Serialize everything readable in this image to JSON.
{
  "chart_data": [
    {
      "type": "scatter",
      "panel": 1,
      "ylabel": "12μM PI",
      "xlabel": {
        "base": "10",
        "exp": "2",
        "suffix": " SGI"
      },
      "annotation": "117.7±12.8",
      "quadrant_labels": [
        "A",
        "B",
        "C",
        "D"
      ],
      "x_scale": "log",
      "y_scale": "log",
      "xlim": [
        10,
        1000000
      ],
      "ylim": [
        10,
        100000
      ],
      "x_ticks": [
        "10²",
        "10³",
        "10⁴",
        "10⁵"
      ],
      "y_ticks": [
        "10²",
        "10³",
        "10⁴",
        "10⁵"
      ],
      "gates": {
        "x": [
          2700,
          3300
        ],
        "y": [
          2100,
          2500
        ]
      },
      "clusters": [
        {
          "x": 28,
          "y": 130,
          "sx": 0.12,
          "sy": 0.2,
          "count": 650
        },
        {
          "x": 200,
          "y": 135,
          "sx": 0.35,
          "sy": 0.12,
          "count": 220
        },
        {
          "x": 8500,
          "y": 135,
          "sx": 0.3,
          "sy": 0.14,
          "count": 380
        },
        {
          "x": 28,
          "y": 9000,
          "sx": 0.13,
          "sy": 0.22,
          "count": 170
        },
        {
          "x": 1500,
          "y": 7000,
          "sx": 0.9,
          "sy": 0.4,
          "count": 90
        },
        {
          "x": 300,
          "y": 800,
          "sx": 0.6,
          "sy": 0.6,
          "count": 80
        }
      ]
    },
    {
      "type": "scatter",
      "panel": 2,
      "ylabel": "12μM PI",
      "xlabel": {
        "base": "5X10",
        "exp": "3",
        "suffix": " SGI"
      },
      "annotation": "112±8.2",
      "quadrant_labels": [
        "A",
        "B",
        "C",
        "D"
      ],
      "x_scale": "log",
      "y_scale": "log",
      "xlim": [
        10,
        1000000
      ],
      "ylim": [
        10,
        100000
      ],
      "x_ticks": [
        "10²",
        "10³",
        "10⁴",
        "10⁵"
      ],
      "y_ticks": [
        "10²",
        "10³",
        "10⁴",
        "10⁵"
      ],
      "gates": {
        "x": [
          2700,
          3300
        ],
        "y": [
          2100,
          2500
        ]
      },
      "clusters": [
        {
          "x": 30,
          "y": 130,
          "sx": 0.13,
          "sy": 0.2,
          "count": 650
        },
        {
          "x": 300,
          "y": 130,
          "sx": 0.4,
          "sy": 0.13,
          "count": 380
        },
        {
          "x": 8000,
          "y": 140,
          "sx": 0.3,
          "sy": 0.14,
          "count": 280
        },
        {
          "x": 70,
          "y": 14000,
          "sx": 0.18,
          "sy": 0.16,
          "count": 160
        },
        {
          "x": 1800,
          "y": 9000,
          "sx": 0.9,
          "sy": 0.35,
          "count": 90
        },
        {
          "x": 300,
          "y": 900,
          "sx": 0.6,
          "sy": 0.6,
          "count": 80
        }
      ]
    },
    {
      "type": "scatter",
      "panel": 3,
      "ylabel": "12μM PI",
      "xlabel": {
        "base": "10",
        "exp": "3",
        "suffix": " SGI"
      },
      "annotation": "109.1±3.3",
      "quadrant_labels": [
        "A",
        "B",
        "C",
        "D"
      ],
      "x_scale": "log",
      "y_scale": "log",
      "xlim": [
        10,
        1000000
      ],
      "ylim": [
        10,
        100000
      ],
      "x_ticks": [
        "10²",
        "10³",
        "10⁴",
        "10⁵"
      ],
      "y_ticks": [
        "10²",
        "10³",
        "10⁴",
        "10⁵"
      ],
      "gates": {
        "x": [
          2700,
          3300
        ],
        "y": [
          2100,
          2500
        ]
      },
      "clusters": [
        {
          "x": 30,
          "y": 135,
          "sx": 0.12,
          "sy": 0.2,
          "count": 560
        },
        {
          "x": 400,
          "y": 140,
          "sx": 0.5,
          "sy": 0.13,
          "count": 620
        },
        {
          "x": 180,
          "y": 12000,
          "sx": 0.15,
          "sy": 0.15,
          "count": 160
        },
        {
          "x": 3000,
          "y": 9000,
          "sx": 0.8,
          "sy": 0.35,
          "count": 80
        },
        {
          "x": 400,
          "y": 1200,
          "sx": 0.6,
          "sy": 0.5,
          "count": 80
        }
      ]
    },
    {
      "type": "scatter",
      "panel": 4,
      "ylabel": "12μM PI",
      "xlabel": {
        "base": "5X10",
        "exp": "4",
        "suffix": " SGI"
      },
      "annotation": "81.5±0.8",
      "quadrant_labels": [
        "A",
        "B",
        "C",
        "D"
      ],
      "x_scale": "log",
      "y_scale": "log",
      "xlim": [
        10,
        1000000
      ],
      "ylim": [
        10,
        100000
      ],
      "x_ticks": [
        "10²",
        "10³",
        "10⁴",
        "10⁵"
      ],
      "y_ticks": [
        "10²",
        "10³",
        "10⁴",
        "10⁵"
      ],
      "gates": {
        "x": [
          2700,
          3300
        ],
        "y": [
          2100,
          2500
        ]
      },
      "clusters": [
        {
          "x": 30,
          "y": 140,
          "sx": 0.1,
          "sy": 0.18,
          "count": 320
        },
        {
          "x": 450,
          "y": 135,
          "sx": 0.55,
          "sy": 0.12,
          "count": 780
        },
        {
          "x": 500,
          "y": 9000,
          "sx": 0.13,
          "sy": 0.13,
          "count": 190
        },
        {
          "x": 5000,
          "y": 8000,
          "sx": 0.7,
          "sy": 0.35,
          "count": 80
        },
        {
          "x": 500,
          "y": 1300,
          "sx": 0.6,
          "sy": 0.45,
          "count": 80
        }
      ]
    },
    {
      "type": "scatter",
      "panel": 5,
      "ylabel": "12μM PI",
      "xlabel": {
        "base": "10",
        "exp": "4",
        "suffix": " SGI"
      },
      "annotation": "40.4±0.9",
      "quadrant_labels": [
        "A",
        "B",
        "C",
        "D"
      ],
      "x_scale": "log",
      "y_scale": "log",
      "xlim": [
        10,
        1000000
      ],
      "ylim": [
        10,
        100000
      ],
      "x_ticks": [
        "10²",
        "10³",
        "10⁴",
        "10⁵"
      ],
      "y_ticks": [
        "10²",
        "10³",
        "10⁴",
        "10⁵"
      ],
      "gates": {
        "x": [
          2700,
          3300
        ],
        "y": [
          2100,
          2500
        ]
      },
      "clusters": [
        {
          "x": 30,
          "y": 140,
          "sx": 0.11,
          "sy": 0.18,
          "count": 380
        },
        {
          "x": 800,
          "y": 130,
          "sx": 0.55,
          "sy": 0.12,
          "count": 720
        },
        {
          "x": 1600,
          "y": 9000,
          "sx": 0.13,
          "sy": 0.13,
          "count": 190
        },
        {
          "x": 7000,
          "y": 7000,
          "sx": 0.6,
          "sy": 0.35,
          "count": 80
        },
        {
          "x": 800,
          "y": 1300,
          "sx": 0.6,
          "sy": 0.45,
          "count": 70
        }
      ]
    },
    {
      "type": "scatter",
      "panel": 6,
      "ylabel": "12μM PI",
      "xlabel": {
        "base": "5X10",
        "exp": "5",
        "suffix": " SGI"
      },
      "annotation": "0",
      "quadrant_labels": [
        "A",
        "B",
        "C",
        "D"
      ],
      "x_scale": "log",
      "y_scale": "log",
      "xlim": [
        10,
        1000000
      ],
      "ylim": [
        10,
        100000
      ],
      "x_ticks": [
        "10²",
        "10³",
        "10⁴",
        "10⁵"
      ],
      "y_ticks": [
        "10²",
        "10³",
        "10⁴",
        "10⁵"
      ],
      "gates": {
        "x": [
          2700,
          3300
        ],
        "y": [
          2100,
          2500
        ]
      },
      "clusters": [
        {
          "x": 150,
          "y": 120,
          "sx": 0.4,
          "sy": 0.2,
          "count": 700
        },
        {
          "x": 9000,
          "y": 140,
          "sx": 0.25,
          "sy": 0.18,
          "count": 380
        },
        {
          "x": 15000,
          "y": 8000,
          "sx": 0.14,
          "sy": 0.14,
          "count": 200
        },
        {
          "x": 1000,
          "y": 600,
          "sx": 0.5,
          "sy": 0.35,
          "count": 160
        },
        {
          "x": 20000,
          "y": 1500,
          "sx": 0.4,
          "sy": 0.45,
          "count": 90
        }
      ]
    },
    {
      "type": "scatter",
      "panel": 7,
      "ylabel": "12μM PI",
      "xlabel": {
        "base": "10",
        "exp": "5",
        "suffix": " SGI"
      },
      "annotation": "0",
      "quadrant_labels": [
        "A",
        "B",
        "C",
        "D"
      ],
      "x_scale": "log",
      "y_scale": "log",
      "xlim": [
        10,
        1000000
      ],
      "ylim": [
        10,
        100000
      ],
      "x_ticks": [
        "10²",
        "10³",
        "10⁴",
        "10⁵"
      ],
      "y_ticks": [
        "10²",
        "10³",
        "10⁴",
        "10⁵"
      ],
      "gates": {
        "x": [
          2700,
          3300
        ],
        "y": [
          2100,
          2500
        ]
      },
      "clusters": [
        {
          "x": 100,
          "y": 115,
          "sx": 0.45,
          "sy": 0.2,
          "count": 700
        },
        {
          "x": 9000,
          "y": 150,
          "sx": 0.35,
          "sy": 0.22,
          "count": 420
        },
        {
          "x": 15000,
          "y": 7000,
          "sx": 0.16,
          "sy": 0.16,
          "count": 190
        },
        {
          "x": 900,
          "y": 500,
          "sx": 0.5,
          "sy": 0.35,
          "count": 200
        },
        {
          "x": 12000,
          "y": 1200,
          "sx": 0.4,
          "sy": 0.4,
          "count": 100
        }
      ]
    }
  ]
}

────

Identify every line where the string "annotation" appears.

      "annotation": "117.7±12.8",
      "annotation": "112±8.2",
      "annotation": "109.1±3.3",
      "annotation": "81.5±0.8",
      "annotation": "40.4±0.9",
      "annotation": "0",
      "annotation": "0",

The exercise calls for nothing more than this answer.